> **YOUR GOAL**
Filter the records below down to lines containing "early".
— BEGIN EXERCISE DATA —
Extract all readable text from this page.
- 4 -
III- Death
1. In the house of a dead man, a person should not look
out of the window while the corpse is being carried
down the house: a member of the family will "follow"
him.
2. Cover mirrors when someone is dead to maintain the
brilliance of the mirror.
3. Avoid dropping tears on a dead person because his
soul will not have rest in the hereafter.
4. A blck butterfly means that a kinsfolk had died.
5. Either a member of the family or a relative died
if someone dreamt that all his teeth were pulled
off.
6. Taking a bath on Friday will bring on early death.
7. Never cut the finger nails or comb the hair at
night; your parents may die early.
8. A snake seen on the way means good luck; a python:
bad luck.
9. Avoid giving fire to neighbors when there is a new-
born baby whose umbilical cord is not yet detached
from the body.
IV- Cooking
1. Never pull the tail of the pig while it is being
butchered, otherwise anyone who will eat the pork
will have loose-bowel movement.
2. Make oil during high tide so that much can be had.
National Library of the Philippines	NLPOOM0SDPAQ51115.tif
— END EXERCISE DATA —
> **SOLVED PROBLEM**
6. Taking a bath on Friday will bring on early death.
night; your parents may die early.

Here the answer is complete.